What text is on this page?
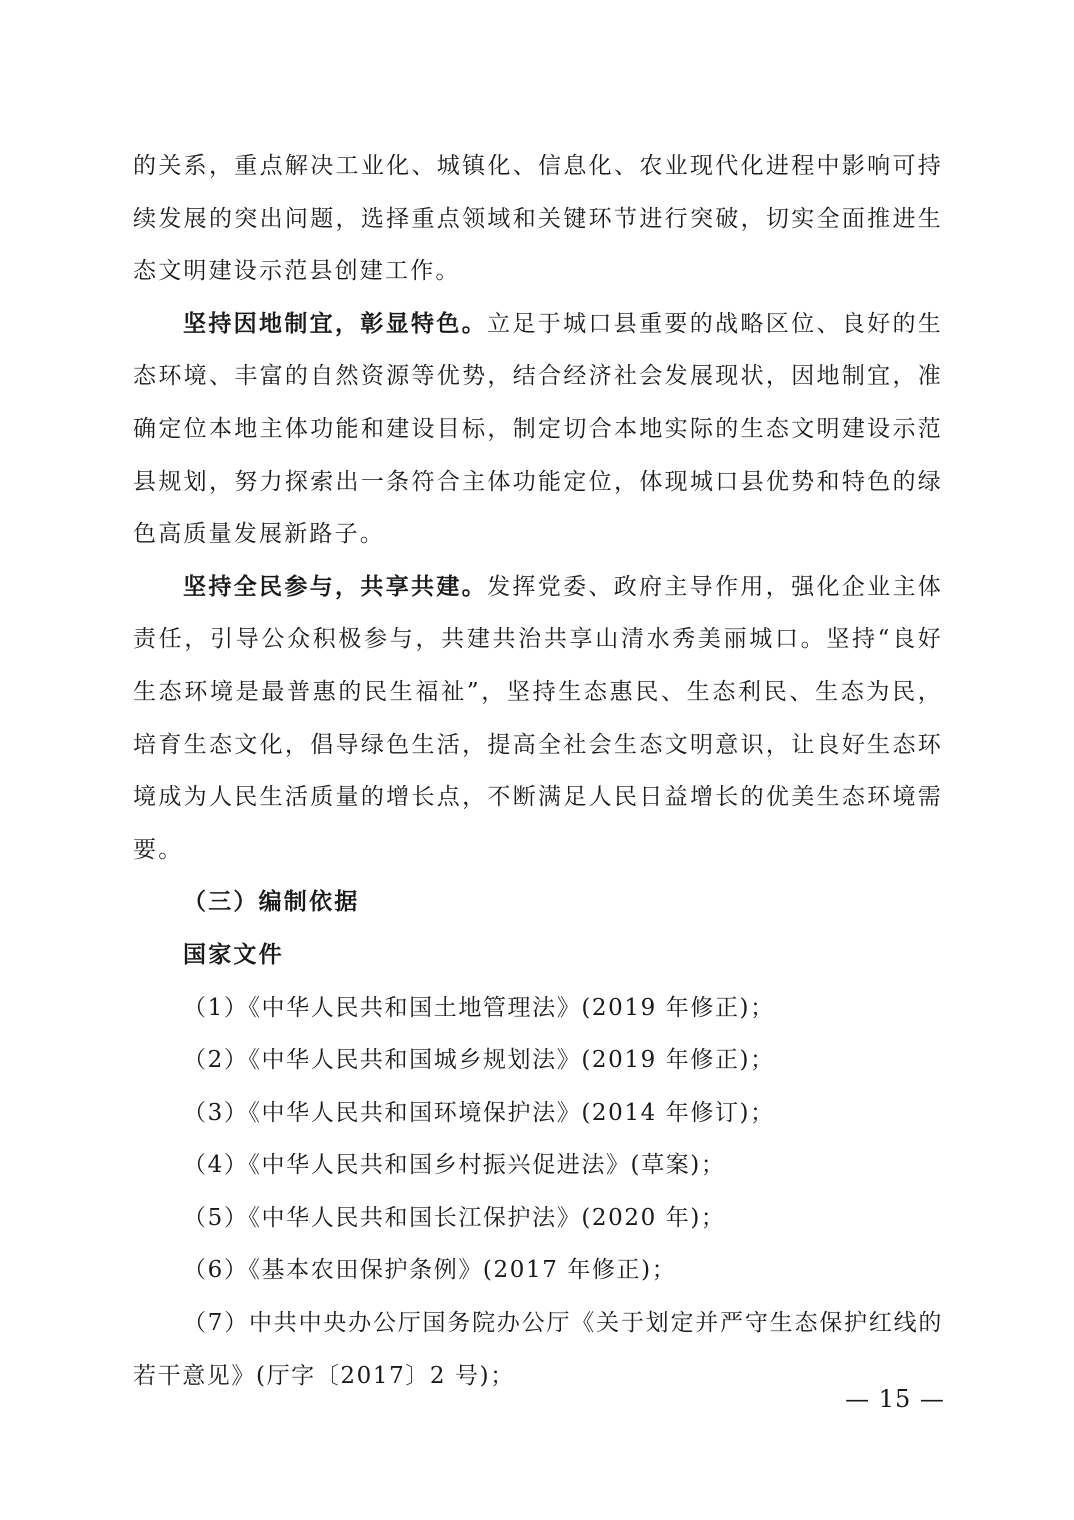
的关系，重点解决工业化、城镇化、信息化、农业现代化进程中影响可持续发展的突出问题，选择重点领域和关键环节进行突破，切实全面推进生态文明建设示范县创建工作。

坚持因地制宜，彰显特色。立足于城口县重要的战略区位、良好的生态环境、丰富的自然资源等优势，结合经济社会发展现状，因地制宜，准确定位本地主体功能和建设目标，制定切合本地实际的生态文明建设示范县规划，努力探索出一条符合主体功能定位，体现城口县优势和特色的绿色高质量发展新路子。

坚持全民参与，共享共建。发挥党委、政府主导作用，强化企业主体责任，引导公众积极参与，共建共治共享山清水秀美丽城口。坚持“良好生态环境是最普惠的民生福祉”，坚持生态惠民、生态利民、生态为民，培育生态文化，倡导绿色生活，提高全社会生态文明意识，让良好生态环境成为人民生活质量的增长点，不断满足人民日益增长的优美生态环境需要。

（三）编制依据

国家文件

（1）《中华人民共和国土地管理法》(2019 年修正)；

（2）《中华人民共和国城乡规划法》(2019 年修正)；

（3）《中华人民共和国环境保护法》(2014 年修订)；

（4）《中华人民共和国乡村振兴促进法》(草案)；

（5）《中华人民共和国长江保护法》(2020 年)；

（6）《基本农田保护条例》(2017 年修正)；

（7）中共中央办公厅国务院办公厅《关于划定并严守生态保护红线的若干意见》(厅字〔2017〕2 号)；

— 15 —
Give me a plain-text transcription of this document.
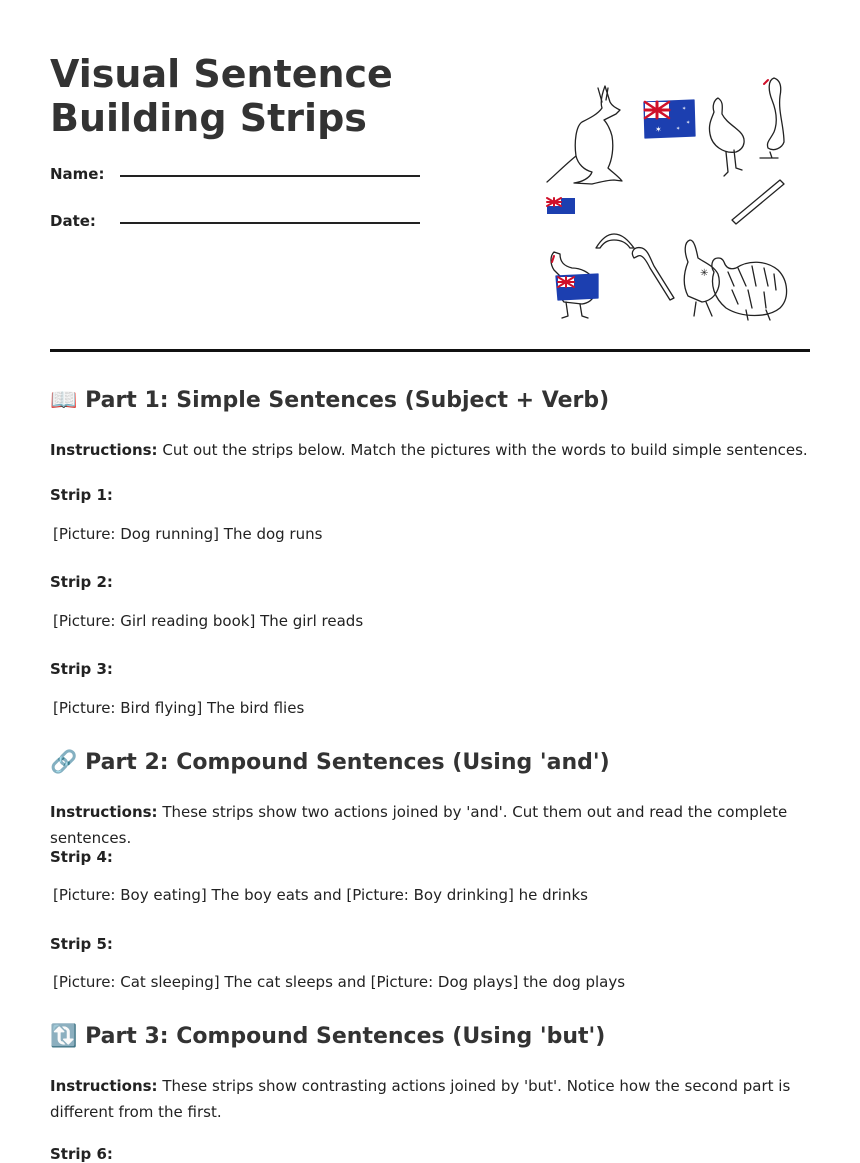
Visual Sentence
Building Strips
Name:
Date:
✶
✶
✶
✶
✳
📖 Part 1: Simple Sentences (Subject + Verb)

Instructions: Cut out the strips below. Match the pictures with the words to build simple sentences.

Strip 1:
[Picture: Dog running] The dog runs
Strip 2:
[Picture: Girl reading book] The girl reads
Strip 3:
[Picture: Bird flying] The bird flies
🔗 Part 2: Compound Sentences (Using 'and')

Instructions: These strips show two actions joined by 'and'. Cut them out and read the complete sentences.

Strip 4:
[Picture: Boy eating] The boy eats and [Picture: Boy drinking] he drinks
Strip 5:
[Picture: Cat sleeping] The cat sleeps and [Picture: Dog plays] the dog plays
🔃 Part 3: Compound Sentences (Using 'but')

Instructions: These strips show contrasting actions joined by 'but'. Notice how the second part is different from the first.

Strip 6:
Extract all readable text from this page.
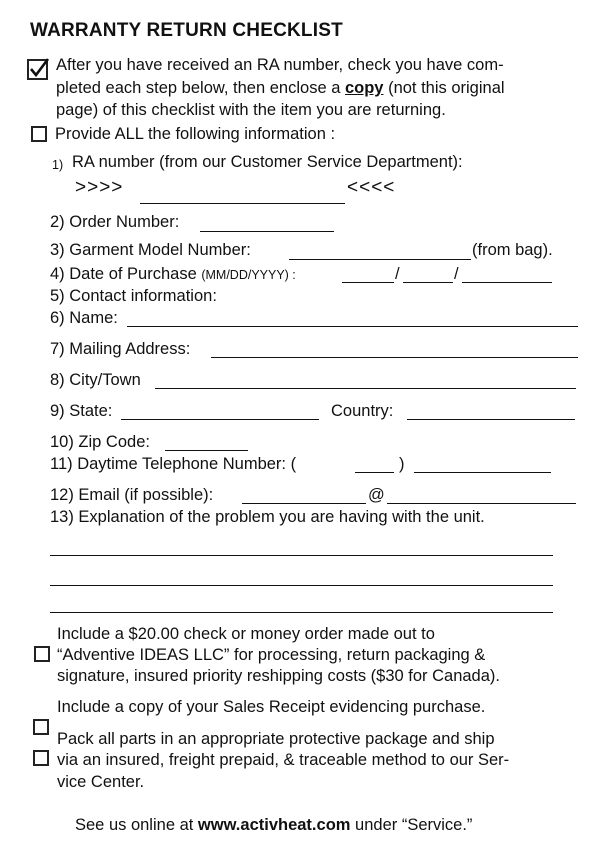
WARRANTY RETURN CHECKLIST
After you have received an RA number, check you have com-
pleted each step below, then enclose a copy (not this original
page) of this checklist with the item you are returning.
Provide ALL the following information :
1) RA number (from our Customer Service Department):
>>>>	<<<<
2) Order Number:
3) Garment Model Number:	(from bag).
4) Date of Purchase (MM/DD/YYYY) :	/	/
5) Contact information:
6) Name:
7) Mailing Address:
8) City/Town
9) State:	Country:
10) Zip Code:
11) Daytime Telephone Number: (	)
12) Email (if possible):	@
13) Explanation of the problem you are having with the unit.
Include a $20.00 check or money order made out to
“Adventive IDEAS LLC” for processing, return packaging &
signature, insured priority reshipping costs ($30 for Canada).
Include a copy of your Sales Receipt evidencing purchase.
Pack all parts in an appropriate protective package and ship
via an insured, freight prepaid, & traceable method to our Ser-
vice Center.
See us online at www.activheat.com under “Service.”
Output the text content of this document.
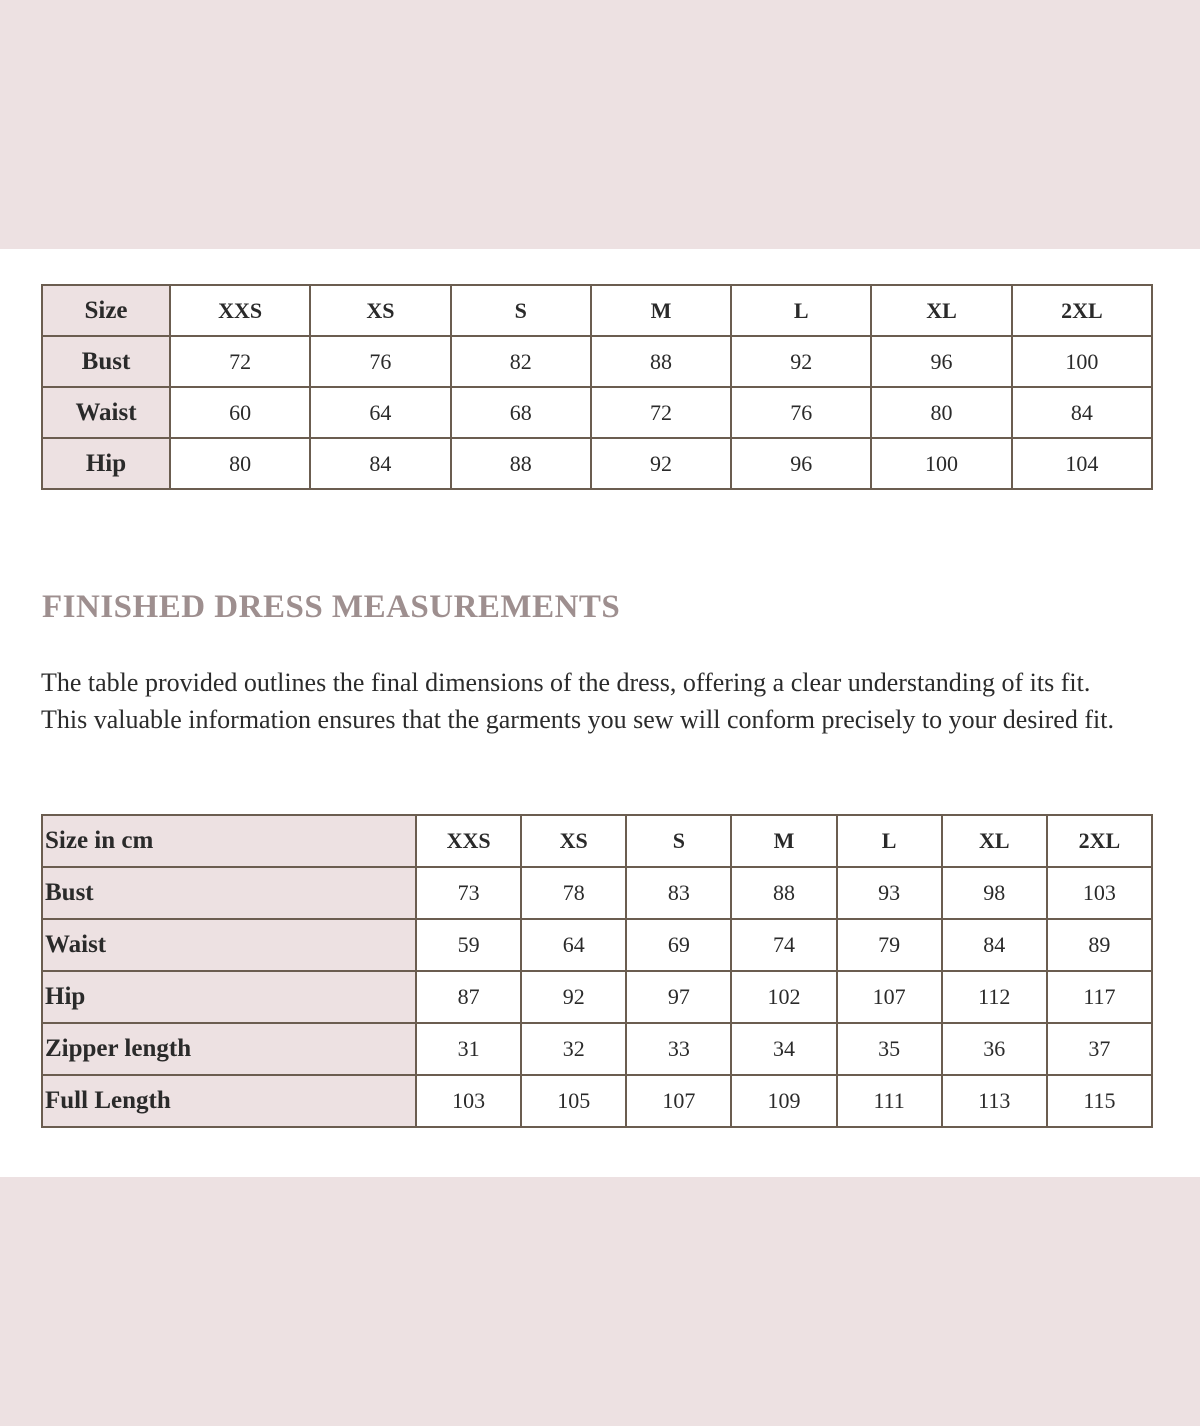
Size	XXS	XS	S	M	L	XL	2XL
Bust	72	76	82	88	92	96	100
Waist	60	64	68	72	76	80	84
Hip	80	84	88	92	96	100	104
FINISHED DRESS MEASUREMENTS

The table provided outlines the final dimensions of the dress, offering a clear understanding of its fit. This valuable information ensures that the garments you sew will conform precisely to your desired fit.

Size in cm	XXS	XS	S	M	L	XL	2XL
Bust	73	78	83	88	93	98	103
Waist	59	64	69	74	79	84	89
Hip	87	92	97	102	107	112	117
Zipper length	31	32	33	34	35	36	37
Full Length	103	105	107	109	111	113	115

================

Copy every line from the records above that contains the word "Bust".

Bust	72	76	82	88	92	96	100
Bust	73	78	83	88	93	98	103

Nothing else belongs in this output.